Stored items
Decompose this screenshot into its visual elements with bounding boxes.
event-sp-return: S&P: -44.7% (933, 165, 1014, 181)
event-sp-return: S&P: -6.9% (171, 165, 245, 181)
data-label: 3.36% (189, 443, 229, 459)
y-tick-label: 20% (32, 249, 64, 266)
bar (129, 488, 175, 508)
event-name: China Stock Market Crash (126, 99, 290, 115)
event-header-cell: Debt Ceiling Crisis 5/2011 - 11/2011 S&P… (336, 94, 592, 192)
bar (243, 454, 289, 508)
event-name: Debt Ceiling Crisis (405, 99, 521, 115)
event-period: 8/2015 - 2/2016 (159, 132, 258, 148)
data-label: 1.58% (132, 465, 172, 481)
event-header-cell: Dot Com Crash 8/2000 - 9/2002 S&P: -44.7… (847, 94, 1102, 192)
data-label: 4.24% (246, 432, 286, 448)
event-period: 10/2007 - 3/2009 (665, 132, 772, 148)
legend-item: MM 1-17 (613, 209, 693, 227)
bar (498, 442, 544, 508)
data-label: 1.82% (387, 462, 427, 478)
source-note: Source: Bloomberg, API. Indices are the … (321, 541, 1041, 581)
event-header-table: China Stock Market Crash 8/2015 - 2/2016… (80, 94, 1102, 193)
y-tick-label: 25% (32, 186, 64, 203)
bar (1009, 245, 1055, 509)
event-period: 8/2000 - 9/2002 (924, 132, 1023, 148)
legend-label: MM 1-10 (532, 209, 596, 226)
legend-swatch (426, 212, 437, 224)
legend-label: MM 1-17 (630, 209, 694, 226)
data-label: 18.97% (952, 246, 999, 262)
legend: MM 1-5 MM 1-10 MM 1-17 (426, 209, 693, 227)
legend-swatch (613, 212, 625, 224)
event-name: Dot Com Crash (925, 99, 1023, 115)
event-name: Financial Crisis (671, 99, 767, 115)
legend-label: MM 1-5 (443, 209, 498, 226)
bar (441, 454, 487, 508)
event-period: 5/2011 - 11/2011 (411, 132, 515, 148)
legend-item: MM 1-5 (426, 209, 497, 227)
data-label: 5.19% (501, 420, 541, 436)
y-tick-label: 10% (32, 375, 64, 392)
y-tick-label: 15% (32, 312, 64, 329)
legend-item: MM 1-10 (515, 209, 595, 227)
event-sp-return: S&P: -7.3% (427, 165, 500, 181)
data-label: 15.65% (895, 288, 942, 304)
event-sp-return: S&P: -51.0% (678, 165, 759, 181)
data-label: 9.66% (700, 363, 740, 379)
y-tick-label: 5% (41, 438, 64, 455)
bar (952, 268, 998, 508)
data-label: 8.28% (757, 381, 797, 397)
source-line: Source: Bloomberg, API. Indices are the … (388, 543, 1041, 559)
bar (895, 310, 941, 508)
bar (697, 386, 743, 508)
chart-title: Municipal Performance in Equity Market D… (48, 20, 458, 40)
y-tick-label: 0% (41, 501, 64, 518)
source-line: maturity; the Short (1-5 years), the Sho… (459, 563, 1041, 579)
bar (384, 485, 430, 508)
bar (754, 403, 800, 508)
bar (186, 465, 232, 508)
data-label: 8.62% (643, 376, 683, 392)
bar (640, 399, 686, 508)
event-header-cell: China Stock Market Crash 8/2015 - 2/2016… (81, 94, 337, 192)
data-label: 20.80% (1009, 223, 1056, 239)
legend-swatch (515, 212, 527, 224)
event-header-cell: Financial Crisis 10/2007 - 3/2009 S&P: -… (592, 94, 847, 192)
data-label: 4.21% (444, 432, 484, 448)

*What needs to be done*.
Retype every line of the records above, character for character.

*Solution to this problem*.
Decompose this screenshot into its visual elements with bounding boxes.
event-sp-return: S&P: -44.7% (933, 165, 1014, 181)
event-sp-return: S&P: -6.9% (171, 165, 245, 181)
data-label: 3.36% (189, 443, 229, 459)
y-tick-label: 20% (32, 249, 64, 266)
bar (129, 488, 175, 508)
event-name: China Stock Market Crash (126, 99, 290, 115)
event-header-cell: Debt Ceiling Crisis 5/2011 - 11/2011 S&P… (336, 94, 592, 192)
bar (243, 454, 289, 508)
event-name: Debt Ceiling Crisis (405, 99, 521, 115)
event-period: 8/2015 - 2/2016 (159, 132, 258, 148)
data-label: 1.58% (132, 465, 172, 481)
event-header-cell: Dot Com Crash 8/2000 - 9/2002 S&P: -44.7… (847, 94, 1102, 192)
data-label: 4.24% (246, 432, 286, 448)
event-period: 10/2007 - 3/2009 (665, 132, 772, 148)
legend-item: MM 1-17 (613, 209, 693, 227)
bar (498, 442, 544, 508)
data-label: 1.82% (387, 462, 427, 478)
source-note: Source: Bloomberg, API. Indices are the … (321, 541, 1041, 581)
event-header-table: China Stock Market Crash 8/2015 - 2/2016… (80, 94, 1102, 193)
y-tick-label: 25% (32, 186, 64, 203)
bar (1009, 245, 1055, 509)
event-period: 8/2000 - 9/2002 (924, 132, 1023, 148)
legend-label: MM 1-10 (532, 209, 596, 226)
legend-swatch (426, 212, 437, 224)
legend-label: MM 1-17 (630, 209, 694, 226)
data-label: 18.97% (952, 246, 999, 262)
legend: MM 1-5 MM 1-10 MM 1-17 (426, 209, 693, 227)
legend-swatch (613, 212, 625, 224)
event-name: Dot Com Crash (925, 99, 1023, 115)
event-name: Financial Crisis (671, 99, 767, 115)
legend-label: MM 1-5 (443, 209, 498, 226)
bar (441, 454, 487, 508)
event-period: 5/2011 - 11/2011 (411, 132, 515, 148)
legend-item: MM 1-5 (426, 209, 497, 227)
data-label: 5.19% (501, 420, 541, 436)
y-tick-label: 10% (32, 375, 64, 392)
y-tick-label: 15% (32, 312, 64, 329)
legend-item: MM 1-10 (515, 209, 595, 227)
event-sp-return: S&P: -7.3% (427, 165, 500, 181)
data-label: 15.65% (895, 288, 942, 304)
event-sp-return: S&P: -51.0% (678, 165, 759, 181)
data-label: 9.66% (700, 363, 740, 379)
y-tick-label: 5% (41, 438, 64, 455)
bar (952, 268, 998, 508)
data-label: 8.28% (757, 381, 797, 397)
source-line: Source: Bloomberg, API. Indices are the … (388, 543, 1041, 559)
bar (895, 310, 941, 508)
bar (697, 386, 743, 508)
chart-title: Municipal Performance in Equity Market D… (48, 20, 458, 40)
y-tick-label: 0% (41, 501, 64, 518)
source-line: maturity; the Short (1-5 years), the Sho… (459, 563, 1041, 579)
bar (384, 485, 430, 508)
bar (754, 403, 800, 508)
bar (186, 465, 232, 508)
data-label: 8.62% (643, 376, 683, 392)
bar (640, 399, 686, 508)
event-header-cell: China Stock Market Crash 8/2015 - 2/2016… (81, 94, 337, 192)
data-label: 20.80% (1009, 223, 1056, 239)
legend-swatch (515, 212, 527, 224)
event-header-cell: Financial Crisis 10/2007 - 3/2009 S&P: -… (592, 94, 847, 192)
data-label: 4.21% (444, 432, 484, 448)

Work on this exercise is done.